── Data for this task
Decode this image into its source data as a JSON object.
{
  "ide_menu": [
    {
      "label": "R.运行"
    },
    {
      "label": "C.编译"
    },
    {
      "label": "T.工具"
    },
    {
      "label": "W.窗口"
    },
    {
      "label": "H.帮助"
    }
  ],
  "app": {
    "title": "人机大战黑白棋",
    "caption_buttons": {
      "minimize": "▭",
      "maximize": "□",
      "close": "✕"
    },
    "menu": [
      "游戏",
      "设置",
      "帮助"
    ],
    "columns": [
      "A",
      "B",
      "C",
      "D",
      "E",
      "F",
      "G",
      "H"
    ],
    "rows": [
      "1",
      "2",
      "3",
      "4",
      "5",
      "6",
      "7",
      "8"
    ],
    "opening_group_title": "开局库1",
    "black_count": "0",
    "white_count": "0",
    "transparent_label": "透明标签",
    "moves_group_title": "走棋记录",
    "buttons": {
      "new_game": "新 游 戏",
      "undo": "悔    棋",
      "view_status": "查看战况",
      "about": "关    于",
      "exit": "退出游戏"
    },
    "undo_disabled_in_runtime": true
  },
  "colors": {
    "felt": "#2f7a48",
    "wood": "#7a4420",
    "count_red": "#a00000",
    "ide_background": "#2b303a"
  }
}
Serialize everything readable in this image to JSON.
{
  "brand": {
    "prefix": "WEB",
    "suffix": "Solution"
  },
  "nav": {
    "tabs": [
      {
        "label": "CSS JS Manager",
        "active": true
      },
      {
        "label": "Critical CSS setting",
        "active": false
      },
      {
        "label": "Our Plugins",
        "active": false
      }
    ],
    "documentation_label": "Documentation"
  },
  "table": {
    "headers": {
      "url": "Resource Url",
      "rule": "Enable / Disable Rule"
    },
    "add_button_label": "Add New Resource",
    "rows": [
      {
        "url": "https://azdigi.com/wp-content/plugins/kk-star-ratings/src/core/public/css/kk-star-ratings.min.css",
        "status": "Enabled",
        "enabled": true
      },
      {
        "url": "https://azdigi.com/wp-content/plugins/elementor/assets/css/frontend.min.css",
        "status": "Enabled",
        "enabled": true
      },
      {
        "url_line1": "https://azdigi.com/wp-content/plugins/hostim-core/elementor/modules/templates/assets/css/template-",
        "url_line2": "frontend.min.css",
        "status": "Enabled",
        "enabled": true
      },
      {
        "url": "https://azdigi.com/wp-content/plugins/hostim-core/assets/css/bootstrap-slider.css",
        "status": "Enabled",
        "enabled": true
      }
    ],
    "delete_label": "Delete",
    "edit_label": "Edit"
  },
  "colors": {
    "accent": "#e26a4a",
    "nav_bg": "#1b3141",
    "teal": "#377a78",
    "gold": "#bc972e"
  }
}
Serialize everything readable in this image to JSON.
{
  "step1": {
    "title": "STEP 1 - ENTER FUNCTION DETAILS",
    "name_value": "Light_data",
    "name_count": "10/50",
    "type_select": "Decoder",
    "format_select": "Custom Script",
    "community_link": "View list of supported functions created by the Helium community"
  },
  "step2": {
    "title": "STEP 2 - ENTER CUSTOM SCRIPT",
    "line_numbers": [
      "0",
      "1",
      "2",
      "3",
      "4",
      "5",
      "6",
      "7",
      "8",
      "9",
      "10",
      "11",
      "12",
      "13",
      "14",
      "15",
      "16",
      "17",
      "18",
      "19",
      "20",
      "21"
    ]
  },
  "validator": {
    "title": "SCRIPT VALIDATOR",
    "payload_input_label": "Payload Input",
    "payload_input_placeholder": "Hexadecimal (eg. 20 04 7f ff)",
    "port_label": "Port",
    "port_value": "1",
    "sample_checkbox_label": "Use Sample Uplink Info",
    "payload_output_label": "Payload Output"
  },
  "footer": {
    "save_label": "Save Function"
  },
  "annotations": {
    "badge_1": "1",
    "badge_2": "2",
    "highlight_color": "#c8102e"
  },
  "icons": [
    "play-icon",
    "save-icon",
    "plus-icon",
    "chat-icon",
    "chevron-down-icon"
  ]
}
────
── Data for this task
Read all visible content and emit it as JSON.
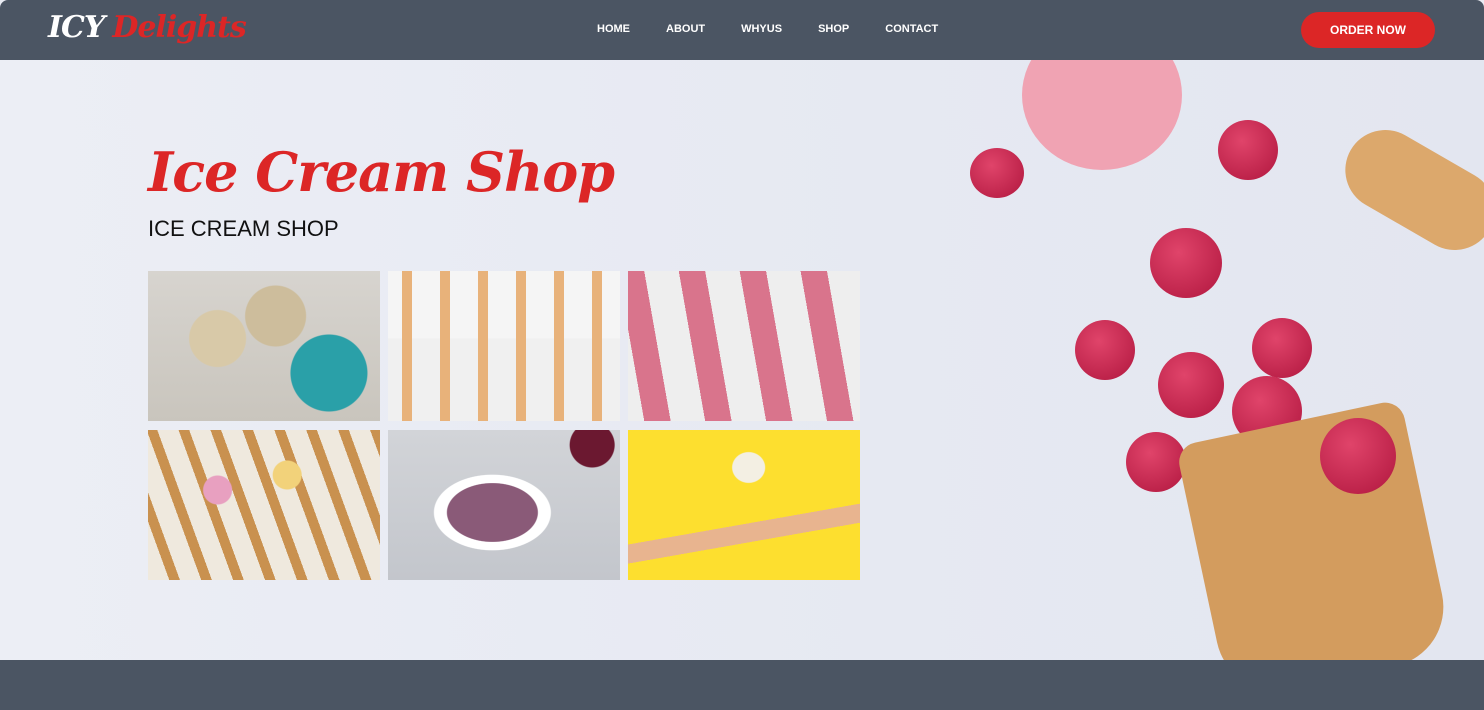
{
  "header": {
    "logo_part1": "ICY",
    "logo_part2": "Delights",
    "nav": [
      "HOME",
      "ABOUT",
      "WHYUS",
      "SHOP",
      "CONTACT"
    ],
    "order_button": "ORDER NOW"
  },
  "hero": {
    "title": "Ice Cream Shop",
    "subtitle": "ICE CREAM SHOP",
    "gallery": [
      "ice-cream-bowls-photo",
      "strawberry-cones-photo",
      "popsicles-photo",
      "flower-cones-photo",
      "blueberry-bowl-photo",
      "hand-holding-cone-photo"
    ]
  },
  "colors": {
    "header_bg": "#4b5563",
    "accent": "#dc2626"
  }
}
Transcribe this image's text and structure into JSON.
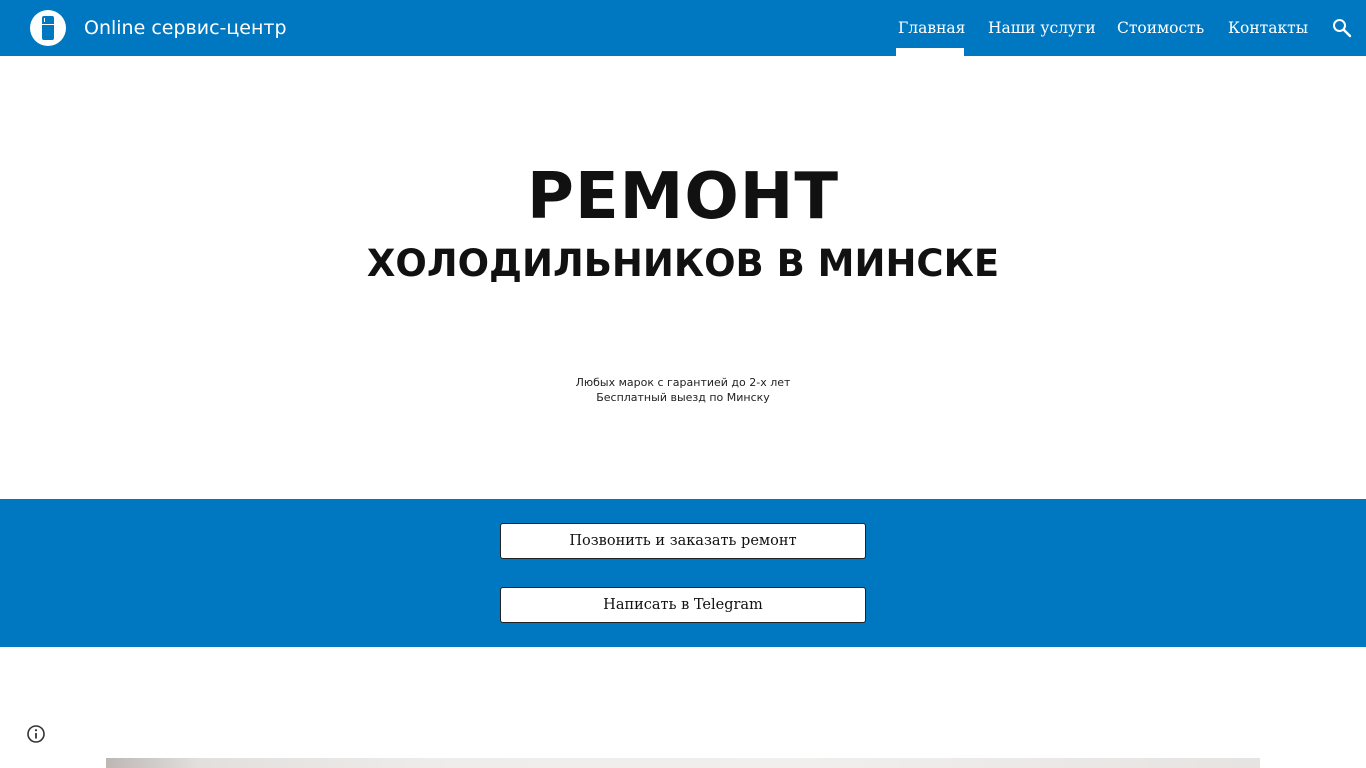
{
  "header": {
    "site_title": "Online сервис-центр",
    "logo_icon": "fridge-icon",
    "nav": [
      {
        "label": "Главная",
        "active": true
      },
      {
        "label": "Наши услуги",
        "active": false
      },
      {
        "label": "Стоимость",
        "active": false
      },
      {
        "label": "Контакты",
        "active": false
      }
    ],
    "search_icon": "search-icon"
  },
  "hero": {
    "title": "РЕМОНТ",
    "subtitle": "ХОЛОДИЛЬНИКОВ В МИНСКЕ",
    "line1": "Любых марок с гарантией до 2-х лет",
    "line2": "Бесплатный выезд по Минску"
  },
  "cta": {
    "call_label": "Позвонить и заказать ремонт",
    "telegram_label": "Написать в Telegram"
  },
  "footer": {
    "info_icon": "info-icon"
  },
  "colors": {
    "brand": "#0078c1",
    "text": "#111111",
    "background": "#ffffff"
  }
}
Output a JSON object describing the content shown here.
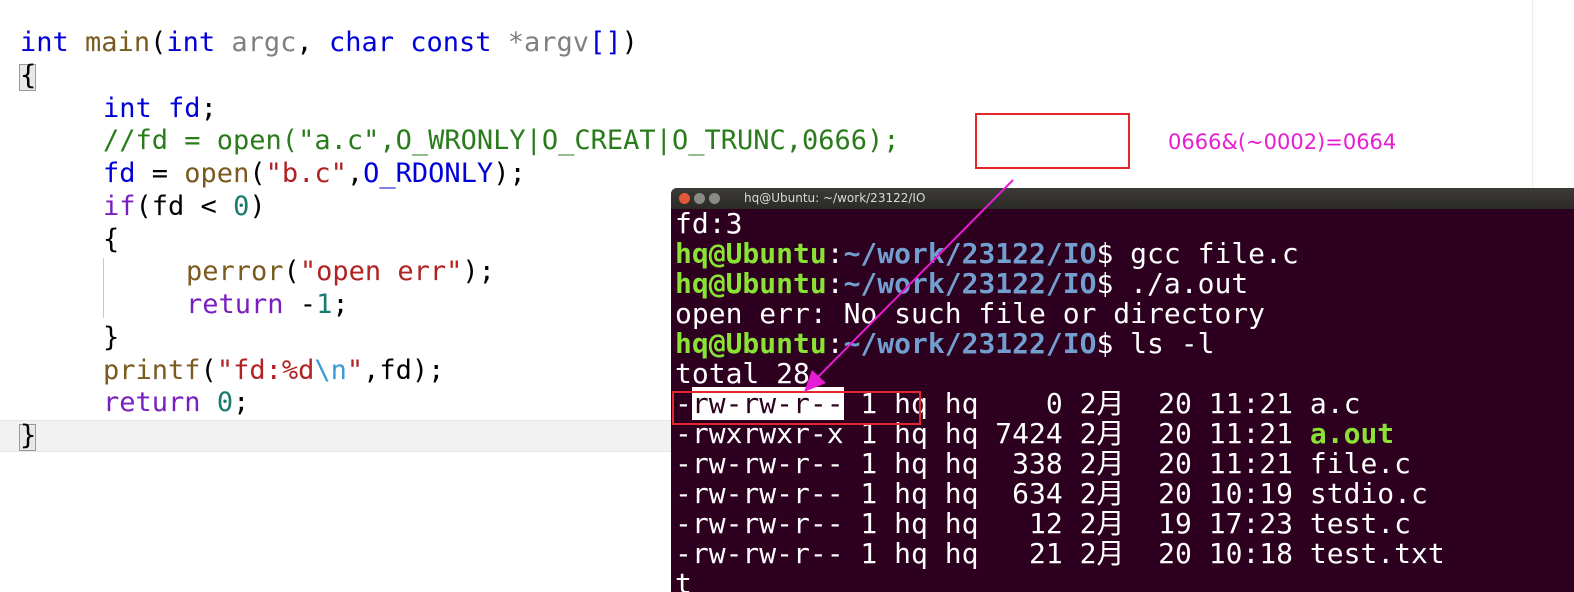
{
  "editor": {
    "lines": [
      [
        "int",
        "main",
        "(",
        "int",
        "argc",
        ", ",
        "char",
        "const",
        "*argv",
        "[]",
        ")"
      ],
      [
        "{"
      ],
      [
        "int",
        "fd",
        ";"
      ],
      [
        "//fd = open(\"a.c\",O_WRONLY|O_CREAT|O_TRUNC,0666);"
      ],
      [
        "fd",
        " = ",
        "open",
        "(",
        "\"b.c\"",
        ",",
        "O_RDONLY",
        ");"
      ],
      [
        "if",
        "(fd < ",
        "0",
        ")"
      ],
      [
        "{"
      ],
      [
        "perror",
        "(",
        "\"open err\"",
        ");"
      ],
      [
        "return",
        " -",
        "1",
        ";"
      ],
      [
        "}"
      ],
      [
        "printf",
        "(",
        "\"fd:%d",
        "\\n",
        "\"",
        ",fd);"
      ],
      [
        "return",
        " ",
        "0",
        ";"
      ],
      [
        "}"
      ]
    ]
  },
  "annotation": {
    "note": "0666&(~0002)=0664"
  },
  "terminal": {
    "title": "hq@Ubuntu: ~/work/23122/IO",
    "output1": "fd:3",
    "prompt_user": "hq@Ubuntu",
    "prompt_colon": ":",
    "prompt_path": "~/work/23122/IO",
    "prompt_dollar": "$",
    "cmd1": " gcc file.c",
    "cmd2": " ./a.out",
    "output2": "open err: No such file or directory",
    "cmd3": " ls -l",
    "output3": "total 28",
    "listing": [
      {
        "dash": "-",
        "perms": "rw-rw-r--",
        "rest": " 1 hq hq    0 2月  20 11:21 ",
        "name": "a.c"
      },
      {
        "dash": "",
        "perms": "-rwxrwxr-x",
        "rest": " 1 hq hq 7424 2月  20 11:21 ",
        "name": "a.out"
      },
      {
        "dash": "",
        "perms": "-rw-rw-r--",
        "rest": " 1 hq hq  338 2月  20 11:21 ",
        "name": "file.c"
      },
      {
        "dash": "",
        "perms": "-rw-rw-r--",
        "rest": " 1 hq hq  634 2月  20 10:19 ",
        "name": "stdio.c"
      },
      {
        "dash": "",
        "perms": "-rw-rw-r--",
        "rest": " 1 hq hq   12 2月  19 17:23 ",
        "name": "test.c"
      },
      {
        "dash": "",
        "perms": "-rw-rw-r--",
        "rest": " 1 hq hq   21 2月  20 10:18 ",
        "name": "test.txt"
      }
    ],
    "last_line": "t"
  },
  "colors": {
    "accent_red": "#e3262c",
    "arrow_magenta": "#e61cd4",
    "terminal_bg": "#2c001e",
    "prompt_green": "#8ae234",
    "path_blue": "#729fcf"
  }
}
────
## [Directions for this task]
Of the lines above, copy each that contains "https".

## [Result of the task]
        "url": "https://azdigi.com/wp-content/plugins/kk-star-ratings/src/core/public/css/kk-star-ratings.min.css",
        "url": "https://azdigi.com/wp-content/plugins/elementor/assets/css/frontend.min.css",
        "url_line1": "https://azdigi.com/wp-content/plugins/hostim-core/elementor/modules/templates/assets/css/template-",
        "url": "https://azdigi.com/wp-content/plugins/hostim-core/assets/css/bootstrap-slider.css",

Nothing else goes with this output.